The exercise:
Your task is to extract every line from the material below exactly.

[Stored items]

[start]

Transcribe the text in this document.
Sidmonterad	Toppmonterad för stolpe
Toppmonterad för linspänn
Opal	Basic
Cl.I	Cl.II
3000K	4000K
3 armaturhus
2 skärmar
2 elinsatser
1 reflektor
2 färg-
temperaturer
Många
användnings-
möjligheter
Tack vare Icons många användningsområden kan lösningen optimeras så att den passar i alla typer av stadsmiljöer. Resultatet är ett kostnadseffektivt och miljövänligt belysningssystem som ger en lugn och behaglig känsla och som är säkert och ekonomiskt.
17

[end]

Result of the exercise:
Transcribe the text in this document.
Sidmonterad	Toppmonterad för stolpe
Toppmonterad för linspänn
Opal	Basic
Cl.I	Cl.II
3000K	4000K
3 armaturhus
2 skärmar
2 elinsatser
1 reflektor
2 färg-
temperaturer
Många
användnings-
möjligheter
Tack vare Icons många användningsområden kan lösningen optimeras så att den passar i alla typer av stadsmiljöer. Resultatet är ett kostnadseffektivt och miljövänligt belysningssystem som ger en lugn och behaglig känsla och som är säkert och ekonomiskt.
17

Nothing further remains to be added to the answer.